[Stored data]
──────
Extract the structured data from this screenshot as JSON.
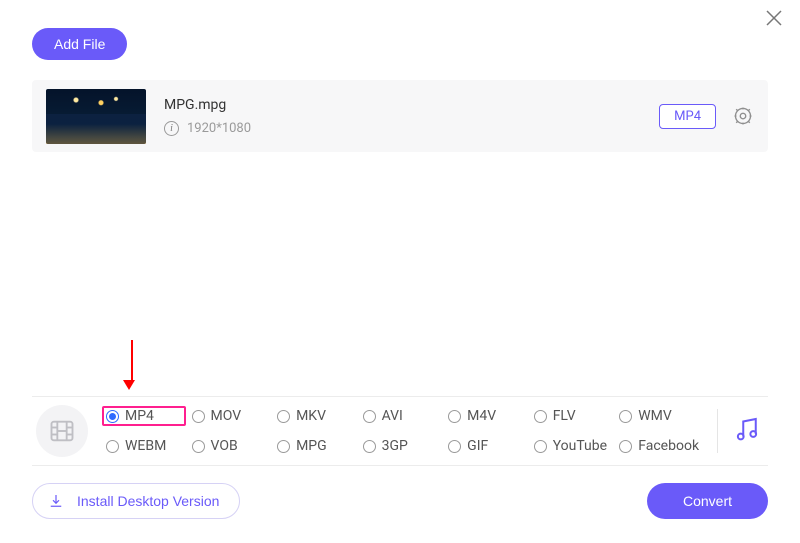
{
  "header": {
    "add_file_label": "Add File"
  },
  "file": {
    "name": "MPG.mpg",
    "dimensions": "1920*1080",
    "target_format_badge": "MP4"
  },
  "formats": {
    "row1": [
      {
        "label": "MP4",
        "selected": true,
        "highlight": true
      },
      {
        "label": "MOV",
        "selected": false,
        "highlight": false
      },
      {
        "label": "MKV",
        "selected": false,
        "highlight": false
      },
      {
        "label": "AVI",
        "selected": false,
        "highlight": false
      },
      {
        "label": "M4V",
        "selected": false,
        "highlight": false
      },
      {
        "label": "FLV",
        "selected": false,
        "highlight": false
      },
      {
        "label": "WMV",
        "selected": false,
        "highlight": false
      }
    ],
    "row2": [
      {
        "label": "WEBM",
        "selected": false,
        "highlight": false
      },
      {
        "label": "VOB",
        "selected": false,
        "highlight": false
      },
      {
        "label": "MPG",
        "selected": false,
        "highlight": false
      },
      {
        "label": "3GP",
        "selected": false,
        "highlight": false
      },
      {
        "label": "GIF",
        "selected": false,
        "highlight": false
      },
      {
        "label": "YouTube",
        "selected": false,
        "highlight": false
      },
      {
        "label": "Facebook",
        "selected": false,
        "highlight": false
      }
    ]
  },
  "footer": {
    "install_label": "Install Desktop Version",
    "convert_label": "Convert"
  },
  "colors": {
    "accent": "#6a5af9",
    "annotation_arrow": "#ff0000",
    "annotation_highlight": "#ff1f8f"
  }
}
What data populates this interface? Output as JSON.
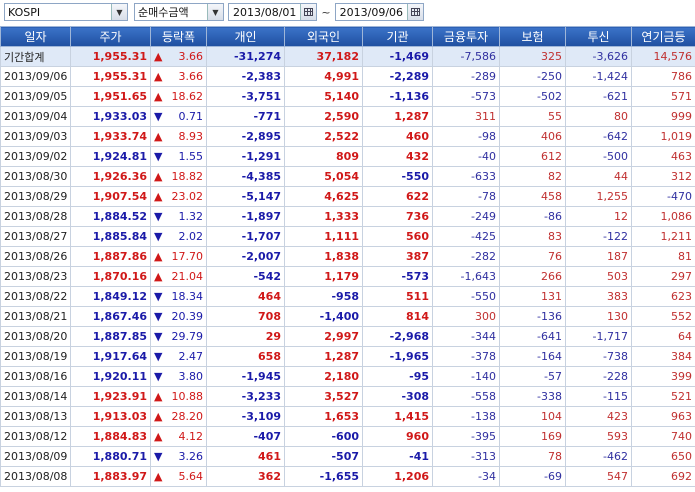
{
  "toolbar": {
    "market": "KOSPI",
    "metric": "순매수금액",
    "start_date": "2013/08/01",
    "separator": "~",
    "end_date": "2013/09/06"
  },
  "columns": [
    "일자",
    "주가",
    "등락폭",
    "개인",
    "외국인",
    "기관",
    "금융투자",
    "보험",
    "투신",
    "연기금등"
  ],
  "summary": {
    "date": "기간합계",
    "price": "1,955.31",
    "dir": "up",
    "change": "3.66",
    "individual": "-31,274",
    "foreign": "37,182",
    "institution": "-1,469",
    "fin_invest": "-7,586",
    "insurance": "325",
    "trust": "-3,626",
    "pension": "14,576"
  },
  "rows": [
    {
      "date": "2013/09/06",
      "price": "1,955.31",
      "dir": "up",
      "change": "3.66",
      "individual": "-2,383",
      "foreign": "4,991",
      "institution": "-2,289",
      "fin_invest": "-289",
      "insurance": "-250",
      "trust": "-1,424",
      "pension": "786"
    },
    {
      "date": "2013/09/05",
      "price": "1,951.65",
      "dir": "up",
      "change": "18.62",
      "individual": "-3,751",
      "foreign": "5,140",
      "institution": "-1,136",
      "fin_invest": "-573",
      "insurance": "-502",
      "trust": "-621",
      "pension": "571"
    },
    {
      "date": "2013/09/04",
      "price": "1,933.03",
      "dir": "down",
      "change": "0.71",
      "individual": "-771",
      "foreign": "2,590",
      "institution": "1,287",
      "fin_invest": "311",
      "insurance": "55",
      "trust": "80",
      "pension": "999"
    },
    {
      "date": "2013/09/03",
      "price": "1,933.74",
      "dir": "up",
      "change": "8.93",
      "individual": "-2,895",
      "foreign": "2,522",
      "institution": "460",
      "fin_invest": "-98",
      "insurance": "406",
      "trust": "-642",
      "pension": "1,019"
    },
    {
      "date": "2013/09/02",
      "price": "1,924.81",
      "dir": "down",
      "change": "1.55",
      "individual": "-1,291",
      "foreign": "809",
      "institution": "432",
      "fin_invest": "-40",
      "insurance": "612",
      "trust": "-500",
      "pension": "463"
    },
    {
      "date": "2013/08/30",
      "price": "1,926.36",
      "dir": "up",
      "change": "18.82",
      "individual": "-4,385",
      "foreign": "5,054",
      "institution": "-550",
      "fin_invest": "-633",
      "insurance": "82",
      "trust": "44",
      "pension": "312"
    },
    {
      "date": "2013/08/29",
      "price": "1,907.54",
      "dir": "up",
      "change": "23.02",
      "individual": "-5,147",
      "foreign": "4,625",
      "institution": "622",
      "fin_invest": "-78",
      "insurance": "458",
      "trust": "1,255",
      "pension": "-470"
    },
    {
      "date": "2013/08/28",
      "price": "1,884.52",
      "dir": "down",
      "change": "1.32",
      "individual": "-1,897",
      "foreign": "1,333",
      "institution": "736",
      "fin_invest": "-249",
      "insurance": "-86",
      "trust": "12",
      "pension": "1,086"
    },
    {
      "date": "2013/08/27",
      "price": "1,885.84",
      "dir": "down",
      "change": "2.02",
      "individual": "-1,707",
      "foreign": "1,111",
      "institution": "560",
      "fin_invest": "-425",
      "insurance": "83",
      "trust": "-122",
      "pension": "1,211"
    },
    {
      "date": "2013/08/26",
      "price": "1,887.86",
      "dir": "up",
      "change": "17.70",
      "individual": "-2,007",
      "foreign": "1,838",
      "institution": "387",
      "fin_invest": "-282",
      "insurance": "76",
      "trust": "187",
      "pension": "81"
    },
    {
      "date": "2013/08/23",
      "price": "1,870.16",
      "dir": "up",
      "change": "21.04",
      "individual": "-542",
      "foreign": "1,179",
      "institution": "-573",
      "fin_invest": "-1,643",
      "insurance": "266",
      "trust": "503",
      "pension": "297"
    },
    {
      "date": "2013/08/22",
      "price": "1,849.12",
      "dir": "down",
      "change": "18.34",
      "individual": "464",
      "foreign": "-958",
      "institution": "511",
      "fin_invest": "-550",
      "insurance": "131",
      "trust": "383",
      "pension": "623"
    },
    {
      "date": "2013/08/21",
      "price": "1,867.46",
      "dir": "down",
      "change": "20.39",
      "individual": "708",
      "foreign": "-1,400",
      "institution": "814",
      "fin_invest": "300",
      "insurance": "-136",
      "trust": "130",
      "pension": "552"
    },
    {
      "date": "2013/08/20",
      "price": "1,887.85",
      "dir": "down",
      "change": "29.79",
      "individual": "29",
      "foreign": "2,997",
      "institution": "-2,968",
      "fin_invest": "-344",
      "insurance": "-641",
      "trust": "-1,717",
      "pension": "64"
    },
    {
      "date": "2013/08/19",
      "price": "1,917.64",
      "dir": "down",
      "change": "2.47",
      "individual": "658",
      "foreign": "1,287",
      "institution": "-1,965",
      "fin_invest": "-378",
      "insurance": "-164",
      "trust": "-738",
      "pension": "384"
    },
    {
      "date": "2013/08/16",
      "price": "1,920.11",
      "dir": "down",
      "change": "3.80",
      "individual": "-1,945",
      "foreign": "2,180",
      "institution": "-95",
      "fin_invest": "-140",
      "insurance": "-57",
      "trust": "-228",
      "pension": "399"
    },
    {
      "date": "2013/08/14",
      "price": "1,923.91",
      "dir": "up",
      "change": "10.88",
      "individual": "-3,233",
      "foreign": "3,527",
      "institution": "-308",
      "fin_invest": "-558",
      "insurance": "-338",
      "trust": "-115",
      "pension": "521"
    },
    {
      "date": "2013/08/13",
      "price": "1,913.03",
      "dir": "up",
      "change": "28.20",
      "individual": "-3,109",
      "foreign": "1,653",
      "institution": "1,415",
      "fin_invest": "-138",
      "insurance": "104",
      "trust": "423",
      "pension": "963"
    },
    {
      "date": "2013/08/12",
      "price": "1,884.83",
      "dir": "up",
      "change": "4.12",
      "individual": "-407",
      "foreign": "-600",
      "institution": "960",
      "fin_invest": "-395",
      "insurance": "169",
      "trust": "593",
      "pension": "740"
    },
    {
      "date": "2013/08/09",
      "price": "1,880.71",
      "dir": "down",
      "change": "3.26",
      "individual": "461",
      "foreign": "-507",
      "institution": "-41",
      "fin_invest": "-313",
      "insurance": "78",
      "trust": "-462",
      "pension": "650"
    },
    {
      "date": "2013/08/08",
      "price": "1,883.97",
      "dir": "up",
      "change": "5.64",
      "individual": "362",
      "foreign": "-1,655",
      "institution": "1,206",
      "fin_invest": "-34",
      "insurance": "-69",
      "trust": "547",
      "pension": "692"
    }
  ],
  "colors": {
    "up": "#d01818",
    "down": "#1a1aa8",
    "header": "#2a5cb0",
    "summary_bg": "#dfe9f7"
  },
  "icons": {
    "dropdown": "chevron-down-icon",
    "calendar": "calendar-icon",
    "up": "triangle-up-icon",
    "down": "triangle-down-icon"
  }
}
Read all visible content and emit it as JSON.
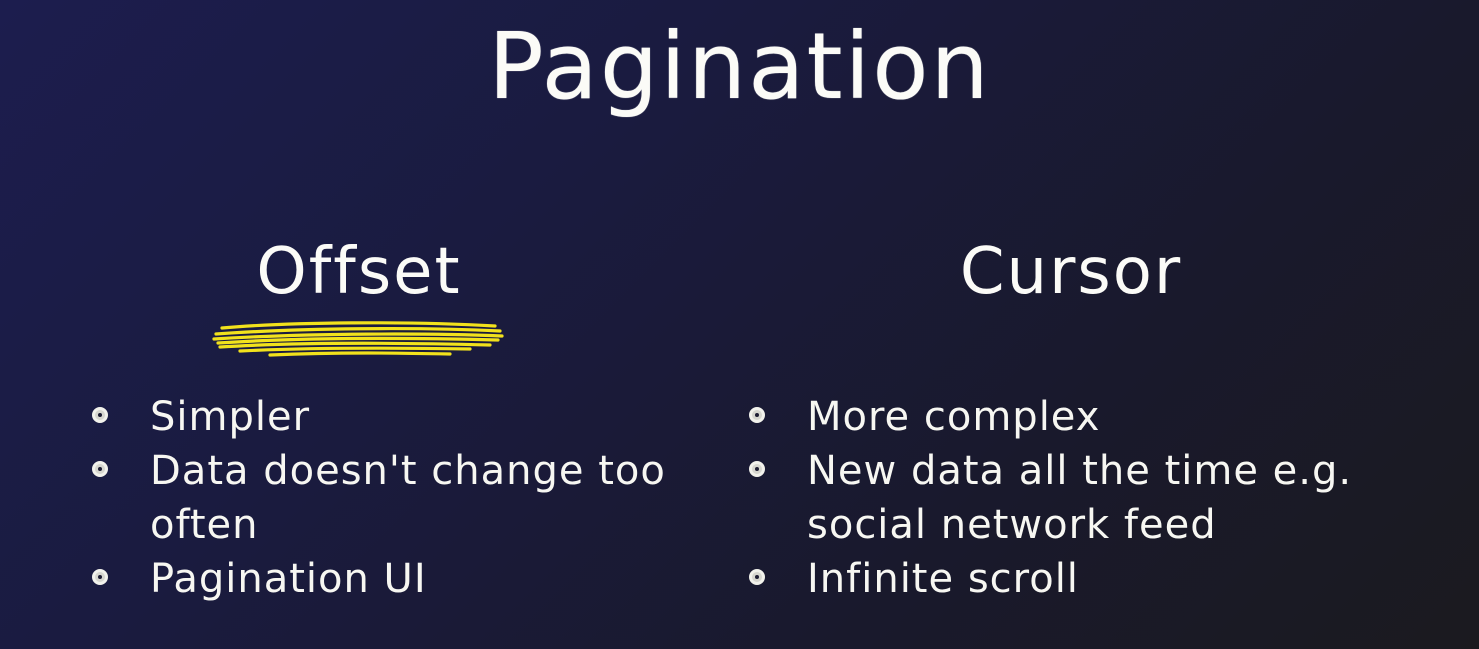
{
  "title": "Pagination",
  "columns": [
    {
      "heading": "Offset",
      "highlighted": true,
      "items": [
        {
          "text": "Simpler"
        },
        {
          "text": "Data doesn't change too often"
        },
        {
          "text": "Pagination UI"
        }
      ]
    },
    {
      "heading": "Cursor",
      "highlighted": false,
      "items": [
        {
          "text": "More complex"
        },
        {
          "text": "New data all the time e.g. social network feed"
        },
        {
          "text": "Infinite scroll"
        }
      ]
    }
  ],
  "colors": {
    "background_start": "#1c1d4e",
    "background_end": "#1b1a1f",
    "text": "#f7f7f2",
    "highlight": "#f2e21c"
  },
  "icons": {
    "bullet": "circle-bullet-icon",
    "underline": "yellow-scribble-underline"
  }
}
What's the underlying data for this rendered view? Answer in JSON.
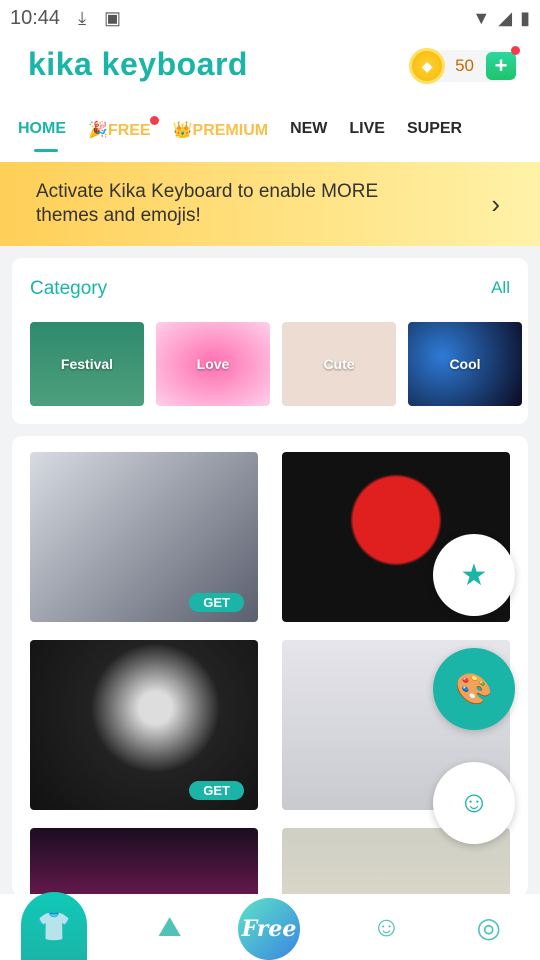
──────
### Task description
Pick every line with "true" in it and copy it.

### Exercise output
        "selected": true,
        "highlight": true
      "highlighted": true,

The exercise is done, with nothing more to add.